[Records contained in a dataset]
- - - - - - -
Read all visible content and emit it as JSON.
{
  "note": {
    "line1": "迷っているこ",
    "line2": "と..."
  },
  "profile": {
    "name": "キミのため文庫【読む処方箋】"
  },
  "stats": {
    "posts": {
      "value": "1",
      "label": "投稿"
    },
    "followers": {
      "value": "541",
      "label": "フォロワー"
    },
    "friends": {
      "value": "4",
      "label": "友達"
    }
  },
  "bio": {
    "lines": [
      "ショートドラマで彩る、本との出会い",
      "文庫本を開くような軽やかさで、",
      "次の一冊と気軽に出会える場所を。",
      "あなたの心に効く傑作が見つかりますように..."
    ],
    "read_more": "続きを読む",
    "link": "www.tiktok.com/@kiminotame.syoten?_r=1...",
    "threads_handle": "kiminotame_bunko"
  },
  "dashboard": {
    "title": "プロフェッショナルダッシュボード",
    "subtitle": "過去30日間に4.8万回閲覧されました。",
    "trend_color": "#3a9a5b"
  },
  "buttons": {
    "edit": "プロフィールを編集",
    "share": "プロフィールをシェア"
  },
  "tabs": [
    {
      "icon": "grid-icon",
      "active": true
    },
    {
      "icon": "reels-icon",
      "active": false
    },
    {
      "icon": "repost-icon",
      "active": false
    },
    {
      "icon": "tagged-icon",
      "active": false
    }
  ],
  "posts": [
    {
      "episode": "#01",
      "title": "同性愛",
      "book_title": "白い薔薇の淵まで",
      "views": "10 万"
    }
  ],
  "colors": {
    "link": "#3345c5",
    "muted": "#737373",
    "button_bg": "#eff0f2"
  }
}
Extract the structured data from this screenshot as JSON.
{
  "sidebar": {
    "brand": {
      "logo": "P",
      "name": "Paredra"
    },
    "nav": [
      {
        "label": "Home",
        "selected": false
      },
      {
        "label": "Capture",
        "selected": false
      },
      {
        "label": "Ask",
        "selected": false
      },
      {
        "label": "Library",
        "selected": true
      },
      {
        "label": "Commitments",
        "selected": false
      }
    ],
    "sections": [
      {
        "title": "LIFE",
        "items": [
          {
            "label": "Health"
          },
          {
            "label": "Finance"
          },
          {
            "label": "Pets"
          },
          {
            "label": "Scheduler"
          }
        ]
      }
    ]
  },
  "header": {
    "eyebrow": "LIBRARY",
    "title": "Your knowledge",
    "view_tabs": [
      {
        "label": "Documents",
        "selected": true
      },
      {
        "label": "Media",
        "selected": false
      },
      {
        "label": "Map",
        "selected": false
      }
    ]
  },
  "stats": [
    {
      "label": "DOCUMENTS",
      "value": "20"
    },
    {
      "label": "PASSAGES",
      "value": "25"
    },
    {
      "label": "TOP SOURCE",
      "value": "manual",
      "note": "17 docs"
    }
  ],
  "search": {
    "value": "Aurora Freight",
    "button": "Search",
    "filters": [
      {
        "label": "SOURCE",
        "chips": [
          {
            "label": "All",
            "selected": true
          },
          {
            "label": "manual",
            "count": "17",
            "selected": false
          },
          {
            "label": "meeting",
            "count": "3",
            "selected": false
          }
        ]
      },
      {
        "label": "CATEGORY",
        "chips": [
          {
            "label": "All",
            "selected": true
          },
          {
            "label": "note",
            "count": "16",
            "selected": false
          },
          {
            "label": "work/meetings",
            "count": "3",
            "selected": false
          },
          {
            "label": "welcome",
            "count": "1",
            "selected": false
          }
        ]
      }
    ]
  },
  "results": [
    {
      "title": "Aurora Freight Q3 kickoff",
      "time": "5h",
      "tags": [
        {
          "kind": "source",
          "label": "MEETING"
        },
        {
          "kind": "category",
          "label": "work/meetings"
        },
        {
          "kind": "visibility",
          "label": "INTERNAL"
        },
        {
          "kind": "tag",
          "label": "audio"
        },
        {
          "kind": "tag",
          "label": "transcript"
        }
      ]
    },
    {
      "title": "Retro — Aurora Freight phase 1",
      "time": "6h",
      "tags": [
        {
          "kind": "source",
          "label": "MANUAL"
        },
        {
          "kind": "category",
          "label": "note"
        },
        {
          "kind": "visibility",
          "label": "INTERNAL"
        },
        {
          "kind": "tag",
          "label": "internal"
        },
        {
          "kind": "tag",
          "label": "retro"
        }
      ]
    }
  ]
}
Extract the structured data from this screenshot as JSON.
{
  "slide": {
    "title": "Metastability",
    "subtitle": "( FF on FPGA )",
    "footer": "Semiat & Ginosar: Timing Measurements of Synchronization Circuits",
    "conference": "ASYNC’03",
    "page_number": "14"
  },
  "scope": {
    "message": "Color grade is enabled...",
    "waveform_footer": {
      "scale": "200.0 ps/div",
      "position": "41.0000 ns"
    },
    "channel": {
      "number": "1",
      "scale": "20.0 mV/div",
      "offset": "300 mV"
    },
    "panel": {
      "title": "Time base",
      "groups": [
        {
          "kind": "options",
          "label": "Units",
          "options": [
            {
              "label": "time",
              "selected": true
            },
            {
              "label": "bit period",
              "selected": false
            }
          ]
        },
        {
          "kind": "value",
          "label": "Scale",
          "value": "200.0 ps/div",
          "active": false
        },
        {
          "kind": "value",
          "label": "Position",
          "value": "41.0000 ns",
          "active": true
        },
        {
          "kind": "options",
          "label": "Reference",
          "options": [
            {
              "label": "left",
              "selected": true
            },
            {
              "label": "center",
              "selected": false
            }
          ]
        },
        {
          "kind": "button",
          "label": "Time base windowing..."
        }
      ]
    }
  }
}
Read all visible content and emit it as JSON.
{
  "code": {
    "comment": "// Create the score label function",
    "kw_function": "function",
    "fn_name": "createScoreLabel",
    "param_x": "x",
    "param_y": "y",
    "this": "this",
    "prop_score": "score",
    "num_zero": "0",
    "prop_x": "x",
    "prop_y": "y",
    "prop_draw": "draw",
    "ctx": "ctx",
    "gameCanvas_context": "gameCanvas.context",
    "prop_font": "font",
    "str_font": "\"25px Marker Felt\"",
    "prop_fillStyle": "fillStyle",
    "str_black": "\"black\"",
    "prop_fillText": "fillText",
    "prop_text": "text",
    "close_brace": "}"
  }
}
- - - - - - -
* Exercise objective *
Send back all of the entries exactly, with nothing missing.

* Written solution *
Read all visible content and emit it as JSON.
{
  "note": {
    "line1": "迷っているこ",
    "line2": "と..."
  },
  "profile": {
    "name": "キミのため文庫【読む処方箋】"
  },
  "stats": {
    "posts": {
      "value": "1",
      "label": "投稿"
    },
    "followers": {
      "value": "541",
      "label": "フォロワー"
    },
    "friends": {
      "value": "4",
      "label": "友達"
    }
  },
  "bio": {
    "lines": [
      "ショートドラマで彩る、本との出会い",
      "文庫本を開くような軽やかさで、",
      "次の一冊と気軽に出会える場所を。",
      "あなたの心に効く傑作が見つかりますように..."
    ],
    "read_more": "続きを読む",
    "link": "www.tiktok.com/@kiminotame.syoten?_r=1...",
    "threads_handle": "kiminotame_bunko"
  },
  "dashboard": {
    "title": "プロフェッショナルダッシュボード",
    "subtitle": "過去30日間に4.8万回閲覧されました。",
    "trend_color": "#3a9a5b"
  },
  "buttons": {
    "edit": "プロフィールを編集",
    "share": "プロフィールをシェア"
  },
  "tabs": [
    {
      "icon": "grid-icon",
      "active": true
    },
    {
      "icon": "reels-icon",
      "active": false
    },
    {
      "icon": "repost-icon",
      "active": false
    },
    {
      "icon": "tagged-icon",
      "active": false
    }
  ],
  "posts": [
    {
      "episode": "#01",
      "title": "同性愛",
      "book_title": "白い薔薇の淵まで",
      "views": "10 万"
    }
  ],
  "colors": {
    "link": "#3345c5",
    "muted": "#737373",
    "button_bg": "#eff0f2"
  }
}
Extract the structured data from this screenshot as JSON.
{
  "sidebar": {
    "brand": {
      "logo": "P",
      "name": "Paredra"
    },
    "nav": [
      {
        "label": "Home",
        "selected": false
      },
      {
        "label": "Capture",
        "selected": false
      },
      {
        "label": "Ask",
        "selected": false
      },
      {
        "label": "Library",
        "selected": true
      },
      {
        "label": "Commitments",
        "selected": false
      }
    ],
    "sections": [
      {
        "title": "LIFE",
        "items": [
          {
            "label": "Health"
          },
          {
            "label": "Finance"
          },
          {
            "label": "Pets"
          },
          {
            "label": "Scheduler"
          }
        ]
      }
    ]
  },
  "header": {
    "eyebrow": "LIBRARY",
    "title": "Your knowledge",
    "view_tabs": [
      {
        "label": "Documents",
        "selected": true
      },
      {
        "label": "Media",
        "selected": false
      },
      {
        "label": "Map",
        "selected": false
      }
    ]
  },
  "stats": [
    {
      "label": "DOCUMENTS",
      "value": "20"
    },
    {
      "label": "PASSAGES",
      "value": "25"
    },
    {
      "label": "TOP SOURCE",
      "value": "manual",
      "note": "17 docs"
    }
  ],
  "search": {
    "value": "Aurora Freight",
    "button": "Search",
    "filters": [
      {
        "label": "SOURCE",
        "chips": [
          {
            "label": "All",
            "selected": true
          },
          {
            "label": "manual",
            "count": "17",
            "selected": false
          },
          {
            "label": "meeting",
            "count": "3",
            "selected": false
          }
        ]
      },
      {
        "label": "CATEGORY",
        "chips": [
          {
            "label": "All",
            "selected": true
          },
          {
            "label": "note",
            "count": "16",
            "selected": false
          },
          {
            "label": "work/meetings",
            "count": "3",
            "selected": false
          },
          {
            "label": "welcome",
            "count": "1",
            "selected": false
          }
        ]
      }
    ]
  },
  "results": [
    {
      "title": "Aurora Freight Q3 kickoff",
      "time": "5h",
      "tags": [
        {
          "kind": "source",
          "label": "MEETING"
        },
        {
          "kind": "category",
          "label": "work/meetings"
        },
        {
          "kind": "visibility",
          "label": "INTERNAL"
        },
        {
          "kind": "tag",
          "label": "audio"
        },
        {
          "kind": "tag",
          "label": "transcript"
        }
      ]
    },
    {
      "title": "Retro — Aurora Freight phase 1",
      "time": "6h",
      "tags": [
        {
          "kind": "source",
          "label": "MANUAL"
        },
        {
          "kind": "category",
          "label": "note"
        },
        {
          "kind": "visibility",
          "label": "INTERNAL"
        },
        {
          "kind": "tag",
          "label": "internal"
        },
        {
          "kind": "tag",
          "label": "retro"
        }
      ]
    }
  ]
}
Extract the structured data from this screenshot as JSON.
{
  "slide": {
    "title": "Metastability",
    "subtitle": "( FF on FPGA )",
    "footer": "Semiat & Ginosar: Timing Measurements of Synchronization Circuits",
    "conference": "ASYNC’03",
    "page_number": "14"
  },
  "scope": {
    "message": "Color grade is enabled...",
    "waveform_footer": {
      "scale": "200.0 ps/div",
      "position": "41.0000 ns"
    },
    "channel": {
      "number": "1",
      "scale": "20.0 mV/div",
      "offset": "300 mV"
    },
    "panel": {
      "title": "Time base",
      "groups": [
        {
          "kind": "options",
          "label": "Units",
          "options": [
            {
              "label": "time",
              "selected": true
            },
            {
              "label": "bit period",
              "selected": false
            }
          ]
        },
        {
          "kind": "value",
          "label": "Scale",
          "value": "200.0 ps/div",
          "active": false
        },
        {
          "kind": "value",
          "label": "Position",
          "value": "41.0000 ns",
          "active": true
        },
        {
          "kind": "options",
          "label": "Reference",
          "options": [
            {
              "label": "left",
              "selected": true
            },
            {
              "label": "center",
              "selected": false
            }
          ]
        },
        {
          "kind": "button",
          "label": "Time base windowing..."
        }
      ]
    }
  }
}
Read all visible content and emit it as JSON.
{
  "code": {
    "comment": "// Create the score label function",
    "kw_function": "function",
    "fn_name": "createScoreLabel",
    "param_x": "x",
    "param_y": "y",
    "this": "this",
    "prop_score": "score",
    "num_zero": "0",
    "prop_x": "x",
    "prop_y": "y",
    "prop_draw": "draw",
    "ctx": "ctx",
    "gameCanvas_context": "gameCanvas.context",
    "prop_font": "font",
    "str_font": "\"25px Marker Felt\"",
    "prop_fillStyle": "fillStyle",
    "str_black": "\"black\"",
    "prop_fillText": "fillText",
    "prop_text": "text",
    "close_brace": "}"
  }
}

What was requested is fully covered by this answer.